== DATASET EXCERPTS

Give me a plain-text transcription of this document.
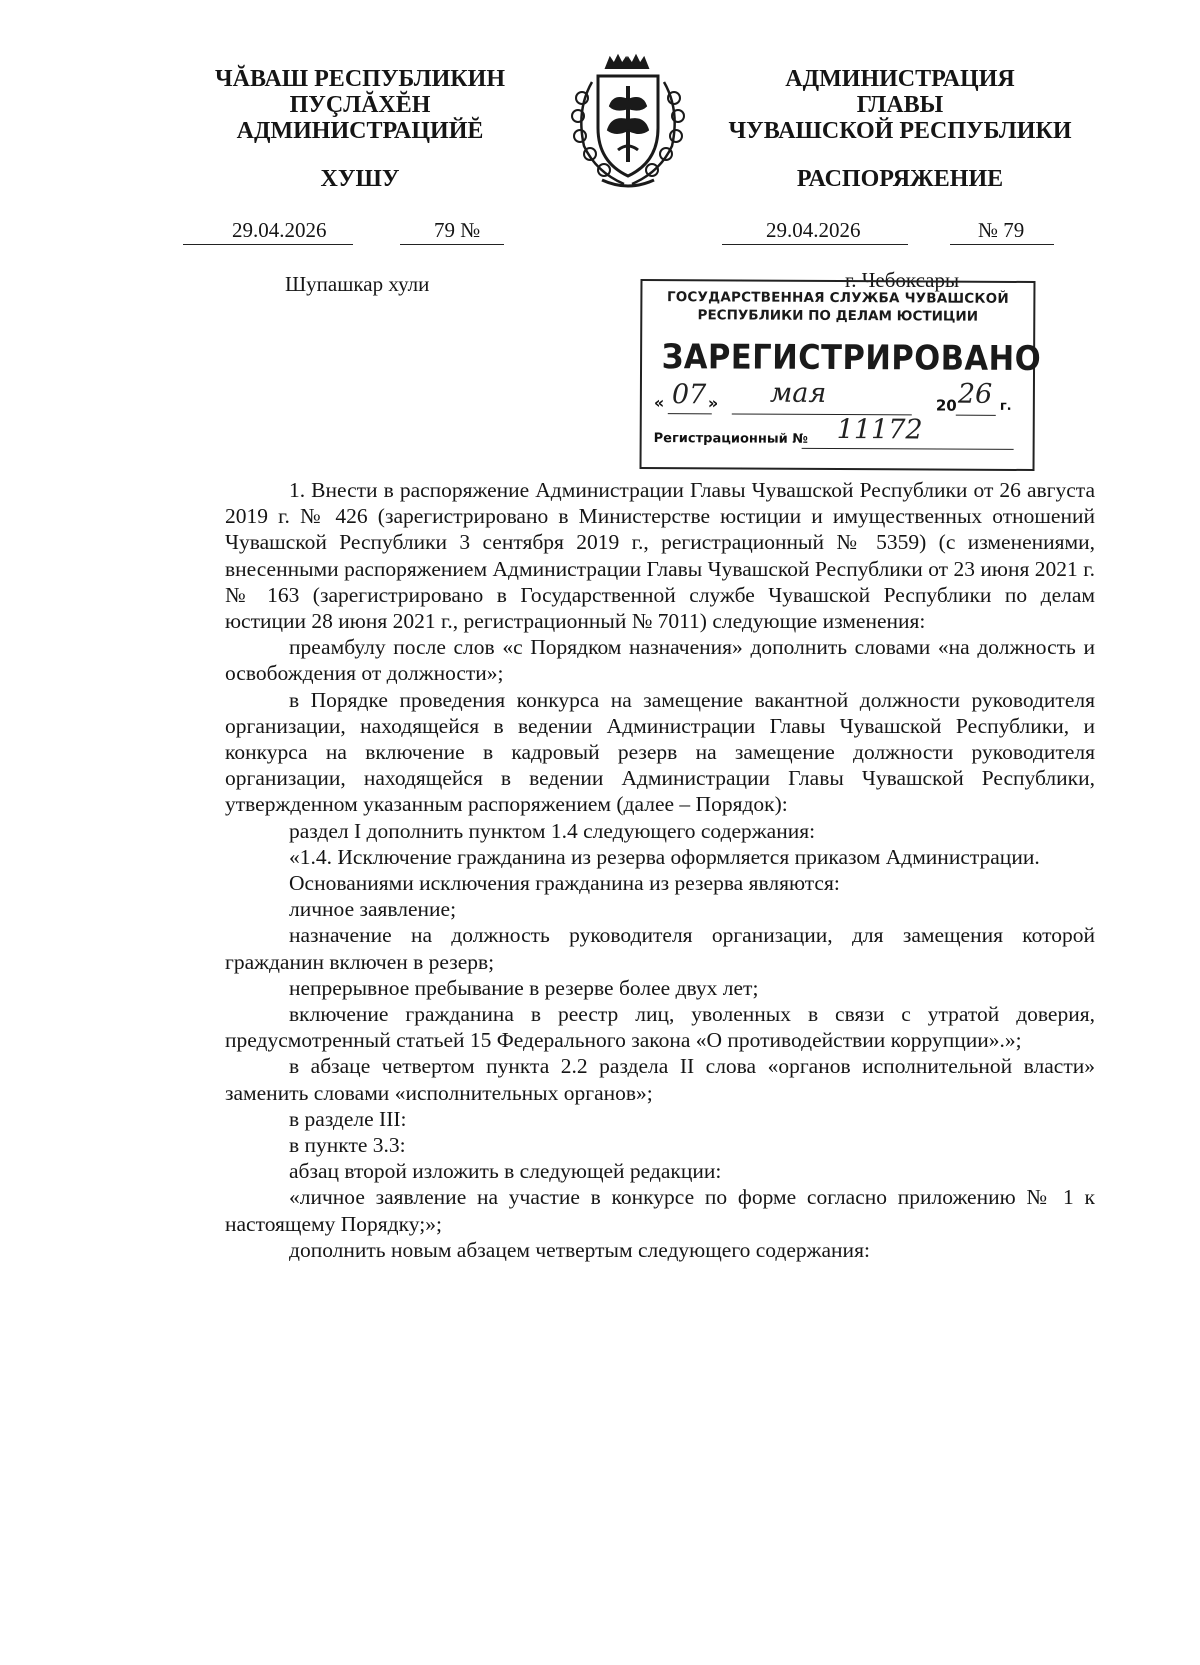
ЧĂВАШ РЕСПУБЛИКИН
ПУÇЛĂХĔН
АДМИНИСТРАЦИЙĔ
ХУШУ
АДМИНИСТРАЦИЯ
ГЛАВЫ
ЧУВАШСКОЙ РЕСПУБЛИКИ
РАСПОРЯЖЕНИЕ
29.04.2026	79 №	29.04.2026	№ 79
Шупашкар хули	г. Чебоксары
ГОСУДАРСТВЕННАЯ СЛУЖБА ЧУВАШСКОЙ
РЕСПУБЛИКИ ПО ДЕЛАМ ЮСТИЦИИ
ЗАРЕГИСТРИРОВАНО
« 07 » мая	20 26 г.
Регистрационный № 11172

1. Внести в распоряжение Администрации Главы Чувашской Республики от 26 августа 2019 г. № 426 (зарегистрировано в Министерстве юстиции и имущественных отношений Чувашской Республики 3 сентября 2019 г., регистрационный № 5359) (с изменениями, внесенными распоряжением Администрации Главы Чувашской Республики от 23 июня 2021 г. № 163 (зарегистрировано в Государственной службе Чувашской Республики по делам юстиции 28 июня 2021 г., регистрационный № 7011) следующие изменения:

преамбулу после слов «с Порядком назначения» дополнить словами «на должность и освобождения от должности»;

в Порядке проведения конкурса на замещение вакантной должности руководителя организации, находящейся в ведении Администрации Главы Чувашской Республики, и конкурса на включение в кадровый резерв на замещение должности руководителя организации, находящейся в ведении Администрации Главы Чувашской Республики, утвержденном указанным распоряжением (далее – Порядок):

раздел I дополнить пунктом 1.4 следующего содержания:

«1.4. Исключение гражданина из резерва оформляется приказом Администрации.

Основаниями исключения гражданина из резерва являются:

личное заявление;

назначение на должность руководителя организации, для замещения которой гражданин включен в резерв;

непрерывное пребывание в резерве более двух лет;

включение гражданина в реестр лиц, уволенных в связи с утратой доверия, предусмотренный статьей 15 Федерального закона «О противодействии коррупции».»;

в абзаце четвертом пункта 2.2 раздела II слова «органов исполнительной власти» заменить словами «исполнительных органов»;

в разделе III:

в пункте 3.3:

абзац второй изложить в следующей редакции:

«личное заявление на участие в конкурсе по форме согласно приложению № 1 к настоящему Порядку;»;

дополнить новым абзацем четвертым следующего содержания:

====
== DATASET EXCERPTS

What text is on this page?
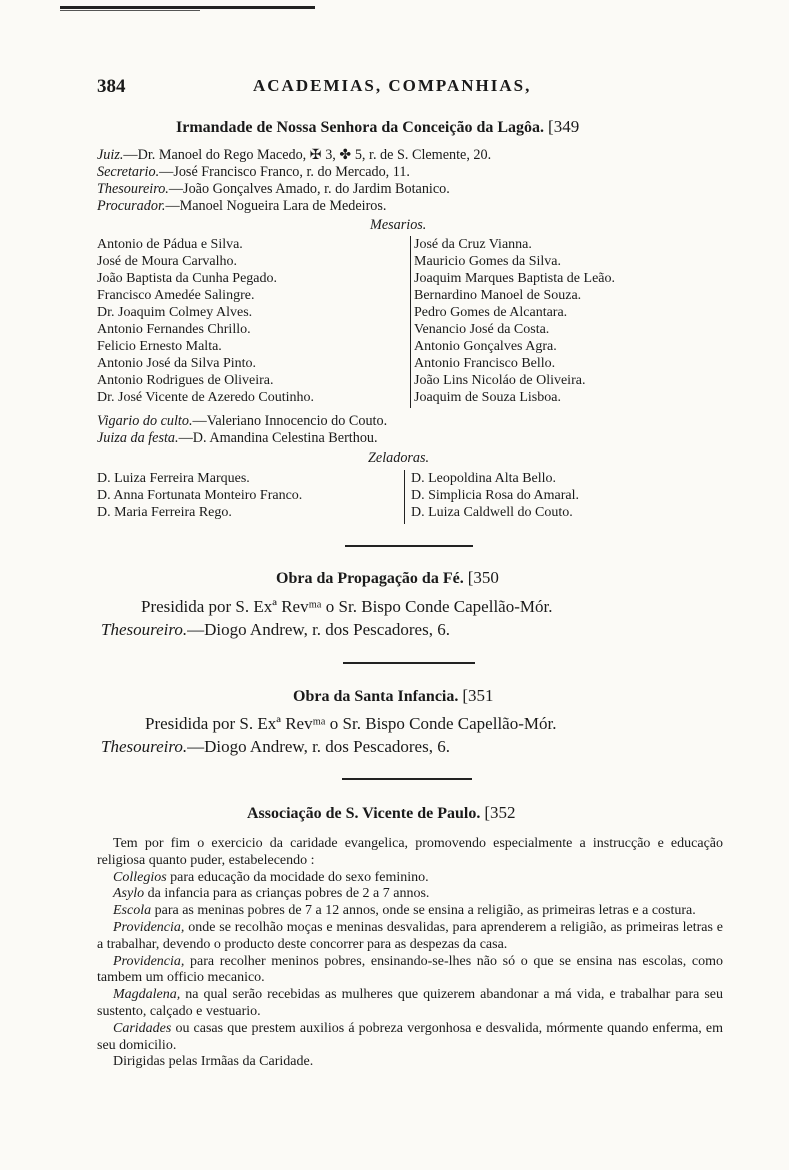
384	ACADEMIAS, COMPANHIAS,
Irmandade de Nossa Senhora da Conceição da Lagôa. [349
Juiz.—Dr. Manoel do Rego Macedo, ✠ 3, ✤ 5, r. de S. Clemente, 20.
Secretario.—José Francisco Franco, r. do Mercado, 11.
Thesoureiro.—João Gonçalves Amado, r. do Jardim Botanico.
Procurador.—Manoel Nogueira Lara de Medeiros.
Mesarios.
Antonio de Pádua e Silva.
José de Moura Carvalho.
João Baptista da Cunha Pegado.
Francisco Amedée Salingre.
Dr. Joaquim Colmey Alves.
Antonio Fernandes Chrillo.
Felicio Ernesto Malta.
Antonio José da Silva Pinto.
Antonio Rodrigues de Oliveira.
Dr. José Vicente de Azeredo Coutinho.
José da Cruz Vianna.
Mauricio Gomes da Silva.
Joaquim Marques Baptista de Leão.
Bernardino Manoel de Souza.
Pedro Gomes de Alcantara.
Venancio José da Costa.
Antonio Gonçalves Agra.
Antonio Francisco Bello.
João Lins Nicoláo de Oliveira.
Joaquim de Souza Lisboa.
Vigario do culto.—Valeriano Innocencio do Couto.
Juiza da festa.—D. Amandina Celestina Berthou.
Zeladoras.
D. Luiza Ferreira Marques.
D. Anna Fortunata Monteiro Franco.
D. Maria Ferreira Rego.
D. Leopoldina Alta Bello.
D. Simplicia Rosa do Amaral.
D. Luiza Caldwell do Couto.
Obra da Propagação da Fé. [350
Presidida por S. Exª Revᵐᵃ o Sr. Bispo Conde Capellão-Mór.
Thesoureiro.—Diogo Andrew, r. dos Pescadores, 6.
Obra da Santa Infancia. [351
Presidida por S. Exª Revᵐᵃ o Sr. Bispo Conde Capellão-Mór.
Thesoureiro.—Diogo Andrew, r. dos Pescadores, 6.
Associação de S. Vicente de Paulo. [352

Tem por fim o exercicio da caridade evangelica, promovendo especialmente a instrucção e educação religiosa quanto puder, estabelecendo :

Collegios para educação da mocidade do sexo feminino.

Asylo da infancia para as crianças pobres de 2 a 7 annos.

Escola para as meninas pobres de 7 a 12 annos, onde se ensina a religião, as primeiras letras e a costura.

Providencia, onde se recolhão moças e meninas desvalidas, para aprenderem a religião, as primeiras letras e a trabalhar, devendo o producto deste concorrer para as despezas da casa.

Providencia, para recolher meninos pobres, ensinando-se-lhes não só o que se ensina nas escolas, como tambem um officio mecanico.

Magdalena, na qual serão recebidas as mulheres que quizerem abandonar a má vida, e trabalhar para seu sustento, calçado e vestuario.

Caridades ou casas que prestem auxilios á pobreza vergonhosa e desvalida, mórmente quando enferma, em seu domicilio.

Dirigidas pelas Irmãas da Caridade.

====

* [WHAT IS REQUIRED] Show every line of the listing in which the string "Rego" can be found.

* [RESPONSE]
Juiz.—Dr. Manoel do Rego Macedo, ✠ 3, ✤ 5, r. de S. Clemente, 20.
D. Maria Ferreira Rego.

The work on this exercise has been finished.